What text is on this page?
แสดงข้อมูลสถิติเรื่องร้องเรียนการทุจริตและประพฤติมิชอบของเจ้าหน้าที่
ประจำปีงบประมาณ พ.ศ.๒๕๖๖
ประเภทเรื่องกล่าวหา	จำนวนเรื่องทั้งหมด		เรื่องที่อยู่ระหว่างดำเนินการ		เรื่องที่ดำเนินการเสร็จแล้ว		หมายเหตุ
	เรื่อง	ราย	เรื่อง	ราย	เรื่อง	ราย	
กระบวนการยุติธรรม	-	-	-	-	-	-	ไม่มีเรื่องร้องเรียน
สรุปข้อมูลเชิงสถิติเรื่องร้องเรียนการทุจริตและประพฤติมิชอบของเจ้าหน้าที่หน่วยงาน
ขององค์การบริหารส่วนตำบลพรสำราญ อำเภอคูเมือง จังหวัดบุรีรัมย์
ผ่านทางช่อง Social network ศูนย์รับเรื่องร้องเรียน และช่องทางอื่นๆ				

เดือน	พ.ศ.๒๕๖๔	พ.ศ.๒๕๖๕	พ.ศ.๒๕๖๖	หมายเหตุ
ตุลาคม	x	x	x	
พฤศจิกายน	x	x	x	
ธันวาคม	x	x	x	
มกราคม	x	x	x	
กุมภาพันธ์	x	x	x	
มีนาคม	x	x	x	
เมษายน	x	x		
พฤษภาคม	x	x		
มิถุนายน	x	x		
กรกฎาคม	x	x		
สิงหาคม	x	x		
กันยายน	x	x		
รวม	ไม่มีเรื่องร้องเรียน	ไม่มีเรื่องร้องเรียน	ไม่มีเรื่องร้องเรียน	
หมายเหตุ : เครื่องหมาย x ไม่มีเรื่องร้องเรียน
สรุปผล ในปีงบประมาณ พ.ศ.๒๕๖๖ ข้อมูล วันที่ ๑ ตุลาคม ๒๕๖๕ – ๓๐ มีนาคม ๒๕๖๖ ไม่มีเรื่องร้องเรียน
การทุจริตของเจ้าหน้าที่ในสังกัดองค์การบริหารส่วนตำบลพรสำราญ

● Task to complete: Repeat all of the entries exactly.

● Answer to the task:
What text is on this page?
แสดงข้อมูลสถิติเรื่องร้องเรียนการทุจริตและประพฤติมิชอบของเจ้าหน้าที่
ประจำปีงบประมาณ พ.ศ.๒๕๖๖
ประเภทเรื่องกล่าวหา	จำนวนเรื่องทั้งหมด		เรื่องที่อยู่ระหว่างดำเนินการ		เรื่องที่ดำเนินการเสร็จแล้ว		หมายเหตุ
	เรื่อง	ราย	เรื่อง	ราย	เรื่อง	ราย	
กระบวนการยุติธรรม	-	-	-	-	-	-	ไม่มีเรื่องร้องเรียน
สรุปข้อมูลเชิงสถิติเรื่องร้องเรียนการทุจริตและประพฤติมิชอบของเจ้าหน้าที่หน่วยงาน
ขององค์การบริหารส่วนตำบลพรสำราญ อำเภอคูเมือง จังหวัดบุรีรัมย์
ผ่านทางช่อง Social network ศูนย์รับเรื่องร้องเรียน และช่องทางอื่นๆ				

เดือน	พ.ศ.๒๕๖๔	พ.ศ.๒๕๖๕	พ.ศ.๒๕๖๖	หมายเหตุ
ตุลาคม	x	x	x	
พฤศจิกายน	x	x	x	
ธันวาคม	x	x	x	
มกราคม	x	x	x	
กุมภาพันธ์	x	x	x	
มีนาคม	x	x	x	
เมษายน	x	x		
พฤษภาคม	x	x		
มิถุนายน	x	x		
กรกฎาคม	x	x		
สิงหาคม	x	x		
กันยายน	x	x		
รวม	ไม่มีเรื่องร้องเรียน	ไม่มีเรื่องร้องเรียน	ไม่มีเรื่องร้องเรียน	
หมายเหตุ : เครื่องหมาย x ไม่มีเรื่องร้องเรียน
สรุปผล ในปีงบประมาณ พ.ศ.๒๕๖๖ ข้อมูล วันที่ ๑ ตุลาคม ๒๕๖๕ – ๓๐ มีนาคม ๒๕๖๖ ไม่มีเรื่องร้องเรียน
การทุจริตของเจ้าหน้าที่ในสังกัดองค์การบริหารส่วนตำบลพรสำราญ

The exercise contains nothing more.